- [WHAT TO WORK ON] Return the records word for word. Any pictures in them are not part of the copy.

- [EXERCISE DATA]

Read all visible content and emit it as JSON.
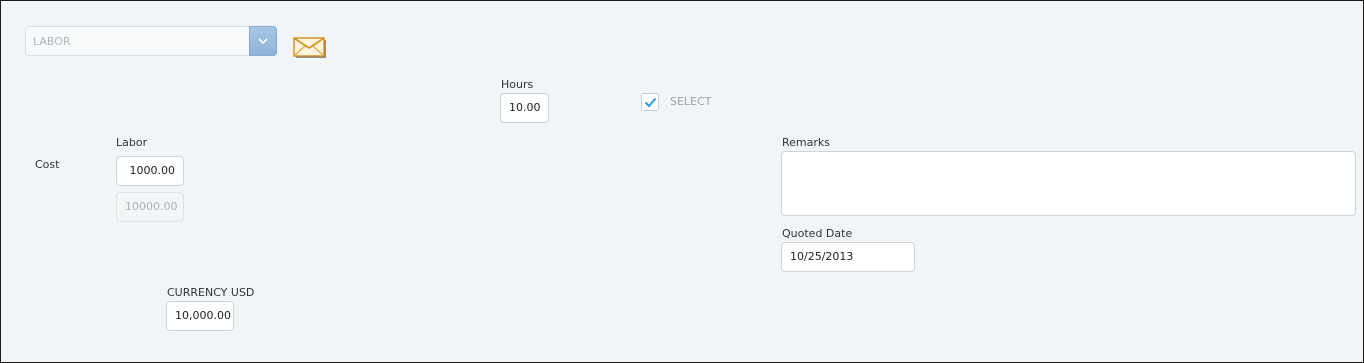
{
  "work_type_select": {
    "value": "LABOR"
  },
  "hours": {
    "label": "Hours",
    "value": "10.00"
  },
  "select_checkbox": {
    "label": "SELECT",
    "checked": true
  },
  "cost": {
    "label": "Cost",
    "labor_label": "Labor",
    "labor_value": "1000.00",
    "labor_total": "10000.00"
  },
  "currency": {
    "label": "CURRENCY USD",
    "value": "10,000.00"
  },
  "remarks": {
    "label": "Remarks",
    "value": ""
  },
  "quoted_date": {
    "label": "Quoted Date",
    "value": "10/25/2013"
  },
  "icons": {
    "dropdown": "chevron-down-icon",
    "email": "envelope-icon"
  },
  "colors": {
    "accent": "#8fb3d8",
    "check": "#2a9fd6",
    "background": "#f2f5f8"
  }
}
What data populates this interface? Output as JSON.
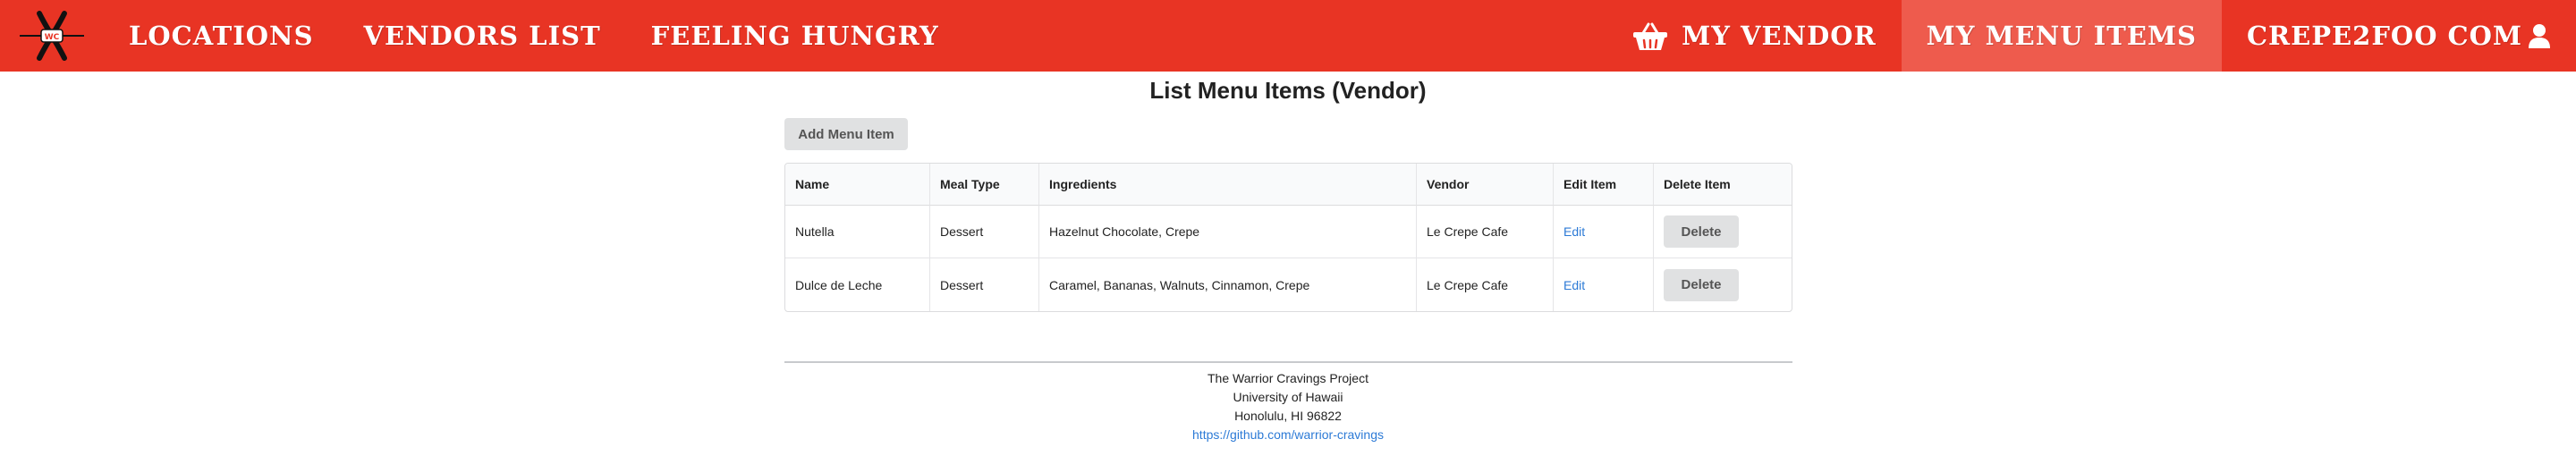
{
  "navbar": {
    "logo_text": "WC",
    "items": [
      {
        "label": "LOCATIONS"
      },
      {
        "label": "VENDORS LIST"
      },
      {
        "label": "FEELING HUNGRY"
      }
    ],
    "my_vendor": "MY VENDOR",
    "my_menu_items": "MY MENU ITEMS",
    "user": "CREPE2FOO COM",
    "colors": {
      "bar": "#e83424",
      "active": "#ee5b4d"
    }
  },
  "page": {
    "title": "List Menu Items (Vendor)",
    "add_button": "Add Menu Item"
  },
  "table": {
    "headers": [
      "Name",
      "Meal Type",
      "Ingredients",
      "Vendor",
      "Edit Item",
      "Delete Item"
    ],
    "rows": [
      {
        "name": "Nutella",
        "meal_type": "Dessert",
        "ingredients": "Hazelnut Chocolate, Crepe",
        "vendor": "Le Crepe Cafe",
        "edit": "Edit",
        "delete": "Delete"
      },
      {
        "name": "Dulce de Leche",
        "meal_type": "Dessert",
        "ingredients": "Caramel, Bananas, Walnuts, Cinnamon, Crepe",
        "vendor": "Le Crepe Cafe",
        "edit": "Edit",
        "delete": "Delete"
      }
    ]
  },
  "footer": {
    "line1": "The Warrior Cravings Project",
    "line2": "University of Hawaii",
    "line3": "Honolulu, HI 96822",
    "link": "https://github.com/warrior-cravings"
  }
}
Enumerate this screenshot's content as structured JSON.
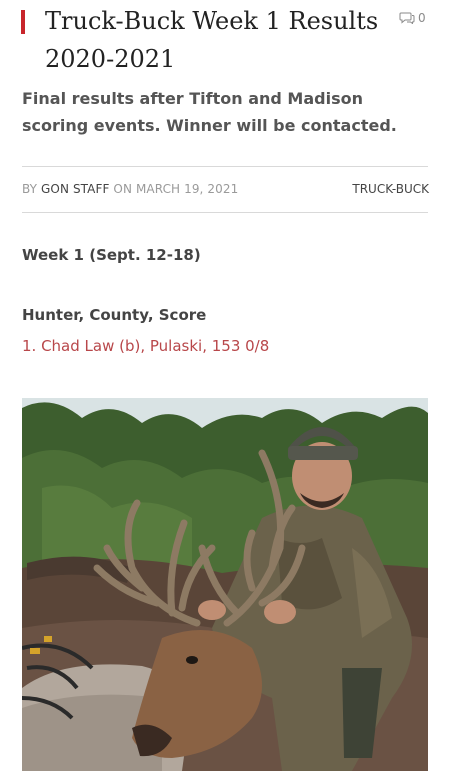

- [WRITTEN SOLUTION]
Read all visible content and emit it as JSON.
{
  "work_type_select": {
    "value": "LABOR"
  },
  "hours": {
    "label": "Hours",
    "value": "10.00"
  },
  "select_checkbox": {
    "label": "SELECT",
    "checked": true
  },
  "cost": {
    "label": "Cost",
    "labor_label": "Labor",
    "labor_value": "1000.00",
    "labor_total": "10000.00"
  },
  "currency": {
    "label": "CURRENCY USD",
    "value": "10,000.00"
  },
  "remarks": {
    "label": "Remarks",
    "value": ""
  },
  "quoted_date": {
    "label": "Quoted Date",
    "value": "10/25/2013"
  },
  "icons": {
    "dropdown": "chevron-down-icon",
    "email": "envelope-icon"
  },
  "colors": {
    "accent": "#8fb3d8",
    "check": "#2a9fd6",
    "background": "#f2f5f8"
  }
}
What data populates this interface? Output as JSON.
{
  "navbar": {
    "logo_text": "WC",
    "items": [
      {
        "label": "LOCATIONS"
      },
      {
        "label": "VENDORS LIST"
      },
      {
        "label": "FEELING HUNGRY"
      }
    ],
    "my_vendor": "MY VENDOR",
    "my_menu_items": "MY MENU ITEMS",
    "user": "CREPE2FOO COM",
    "colors": {
      "bar": "#e83424",
      "active": "#ee5b4d"
    }
  },
  "page": {
    "title": "List Menu Items (Vendor)",
    "add_button": "Add Menu Item"
  },
  "table": {
    "headers": [
      "Name",
      "Meal Type",
      "Ingredients",
      "Vendor",
      "Edit Item",
      "Delete Item"
    ],
    "rows": [
      {
        "name": "Nutella",
        "meal_type": "Dessert",
        "ingredients": "Hazelnut Chocolate, Crepe",
        "vendor": "Le Crepe Cafe",
        "edit": "Edit",
        "delete": "Delete"
      },
      {
        "name": "Dulce de Leche",
        "meal_type": "Dessert",
        "ingredients": "Caramel, Bananas, Walnuts, Cinnamon, Crepe",
        "vendor": "Le Crepe Cafe",
        "edit": "Edit",
        "delete": "Delete"
      }
    ]
  },
  "footer": {
    "line1": "The Warrior Cravings Project",
    "line2": "University of Hawaii",
    "line3": "Honolulu, HI 96822",
    "link": "https://github.com/warrior-cravings"
  }
}
Enumerate this screenshot's content as structured JSON.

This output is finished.